[Part of a data file]
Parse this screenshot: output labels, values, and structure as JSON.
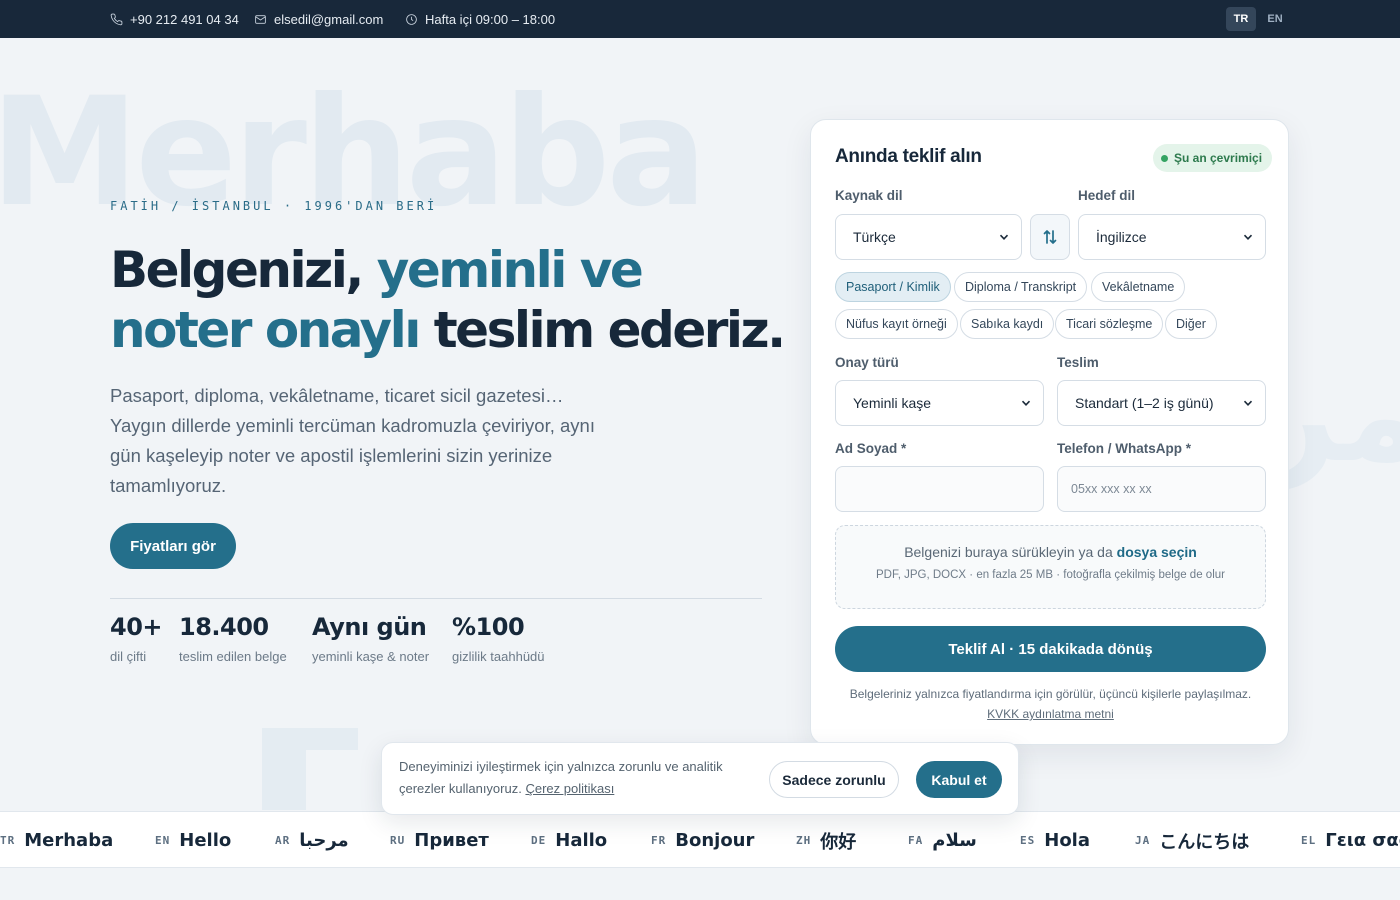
{
  "topbar": {
    "phone": "+90 212 491 04 34",
    "email": "elsedil@gmail.com",
    "hours": "Hafta içi 09:00 – 18:00",
    "lang_active": "TR",
    "lang_other": "EN"
  },
  "watermarks": {
    "word1": "Merhaba",
    "word2": "مر"
  },
  "hero": {
    "eyebrow": "FATİH / İSTANBUL · 1996'DAN BERİ",
    "title_part1": "Belgenizi,",
    "title_part2": "yeminli ve",
    "title_part3": "noter onaylı",
    "title_part4": "teslim ederiz.",
    "description": "Pasaport, diploma, vekâletname, ticaret sicil gazetesi… Yaygın dillerde yeminli tercüman kadromuzla çeviriyor, aynı gün kaşeleyip noter ve apostil işlemlerini sizin yerinize tamamlıyoruz.",
    "cta": "Fiyatları gör",
    "stats": [
      {
        "value": "40+",
        "label": "dil çifti"
      },
      {
        "value": "18.400",
        "label": "teslim edilen belge"
      },
      {
        "value": "Aynı gün",
        "label": "yeminli kaşe & noter"
      },
      {
        "value": "%100",
        "label": "gizlilik taahhüdü"
      }
    ]
  },
  "form": {
    "title": "Anında teklif alın",
    "online_badge": "Şu an çevrimiçi",
    "source_label": "Kaynak dil",
    "source_value": "Türkçe",
    "target_label": "Hedef dil",
    "target_value": "İngilizce",
    "doc_types": [
      "Pasaport / Kimlik",
      "Diploma / Transkript",
      "Vekâletname",
      "Nüfus kayıt örneği",
      "Sabıka kaydı",
      "Ticari sözleşme",
      "Diğer"
    ],
    "approval_label": "Onay türü",
    "approval_value": "Yeminli kaşe",
    "delivery_label": "Teslim",
    "delivery_value": "Standart (1–2 iş günü)",
    "name_label": "Ad Soyad *",
    "name_value": "",
    "phone_label": "Telefon / WhatsApp *",
    "phone_placeholder": "05xx xxx xx xx",
    "upload_text": "Belgenizi buraya sürükleyin ya da",
    "upload_link": "dosya seçin",
    "upload_hint": "PDF, JPG, DOCX · en fazla 25 MB · fotoğrafla çekilmiş belge de olur",
    "submit": "Teklif Al · 15 dakikada dönüş",
    "privacy_text": "Belgeleriniz yalnızca fiyatlandırma için görülür, üçüncü kişilerle paylaşılmaz.",
    "privacy_link": "KVKK aydınlatma metni"
  },
  "cookie": {
    "text": "Deneyiminizi iyileştirmek için yalnızca zorunlu ve analitik çerezler kullanıyoruz.",
    "link": "Çerez politikası",
    "essential": "Sadece zorunlu",
    "accept": "Kabul et"
  },
  "marquee": [
    {
      "code": "TR",
      "word": "Merhaba"
    },
    {
      "code": "EN",
      "word": "Hello"
    },
    {
      "code": "AR",
      "word": "مرحبا"
    },
    {
      "code": "RU",
      "word": "Привет"
    },
    {
      "code": "DE",
      "word": "Hallo"
    },
    {
      "code": "FR",
      "word": "Bonjour"
    },
    {
      "code": "ZH",
      "word": "你好"
    },
    {
      "code": "FA",
      "word": "سلام"
    },
    {
      "code": "ES",
      "word": "Hola"
    },
    {
      "code": "JA",
      "word": "こんにちは"
    },
    {
      "code": "EL",
      "word": "Γεια σας"
    }
  ],
  "colors": {
    "accent": "#246f8b",
    "navy": "#18283a",
    "online": "#34a362"
  }
}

Instructions for the task:
Pictures don't belong in the copy. Restate all the entries exactly.

Task output:
Parse this screenshot: output labels, values, and structure as JSON.
{
  "topbar": {
    "phone": "+90 212 491 04 34",
    "email": "elsedil@gmail.com",
    "hours": "Hafta içi 09:00 – 18:00",
    "lang_active": "TR",
    "lang_other": "EN"
  },
  "watermarks": {
    "word1": "Merhaba",
    "word2": "مر"
  },
  "hero": {
    "eyebrow": "FATİH / İSTANBUL · 1996'DAN BERİ",
    "title_part1": "Belgenizi,",
    "title_part2": "yeminli ve",
    "title_part3": "noter onaylı",
    "title_part4": "teslim ederiz.",
    "description": "Pasaport, diploma, vekâletname, ticaret sicil gazetesi… Yaygın dillerde yeminli tercüman kadromuzla çeviriyor, aynı gün kaşeleyip noter ve apostil işlemlerini sizin yerinize tamamlıyoruz.",
    "cta": "Fiyatları gör",
    "stats": [
      {
        "value": "40+",
        "label": "dil çifti"
      },
      {
        "value": "18.400",
        "label": "teslim edilen belge"
      },
      {
        "value": "Aynı gün",
        "label": "yeminli kaşe & noter"
      },
      {
        "value": "%100",
        "label": "gizlilik taahhüdü"
      }
    ]
  },
  "form": {
    "title": "Anında teklif alın",
    "online_badge": "Şu an çevrimiçi",
    "source_label": "Kaynak dil",
    "source_value": "Türkçe",
    "target_label": "Hedef dil",
    "target_value": "İngilizce",
    "doc_types": [
      "Pasaport / Kimlik",
      "Diploma / Transkript",
      "Vekâletname",
      "Nüfus kayıt örneği",
      "Sabıka kaydı",
      "Ticari sözleşme",
      "Diğer"
    ],
    "approval_label": "Onay türü",
    "approval_value": "Yeminli kaşe",
    "delivery_label": "Teslim",
    "delivery_value": "Standart (1–2 iş günü)",
    "name_label": "Ad Soyad *",
    "name_value": "",
    "phone_label": "Telefon / WhatsApp *",
    "phone_placeholder": "05xx xxx xx xx",
    "upload_text": "Belgenizi buraya sürükleyin ya da",
    "upload_link": "dosya seçin",
    "upload_hint": "PDF, JPG, DOCX · en fazla 25 MB · fotoğrafla çekilmiş belge de olur",
    "submit": "Teklif Al · 15 dakikada dönüş",
    "privacy_text": "Belgeleriniz yalnızca fiyatlandırma için görülür, üçüncü kişilerle paylaşılmaz.",
    "privacy_link": "KVKK aydınlatma metni"
  },
  "cookie": {
    "text": "Deneyiminizi iyileştirmek için yalnızca zorunlu ve analitik çerezler kullanıyoruz.",
    "link": "Çerez politikası",
    "essential": "Sadece zorunlu",
    "accept": "Kabul et"
  },
  "marquee": [
    {
      "code": "TR",
      "word": "Merhaba"
    },
    {
      "code": "EN",
      "word": "Hello"
    },
    {
      "code": "AR",
      "word": "مرحبا"
    },
    {
      "code": "RU",
      "word": "Привет"
    },
    {
      "code": "DE",
      "word": "Hallo"
    },
    {
      "code": "FR",
      "word": "Bonjour"
    },
    {
      "code": "ZH",
      "word": "你好"
    },
    {
      "code": "FA",
      "word": "سلام"
    },
    {
      "code": "ES",
      "word": "Hola"
    },
    {
      "code": "JA",
      "word": "こんにちは"
    },
    {
      "code": "EL",
      "word": "Γεια σας"
    }
  ],
  "colors": {
    "accent": "#246f8b",
    "navy": "#18283a",
    "online": "#34a362"
  }
}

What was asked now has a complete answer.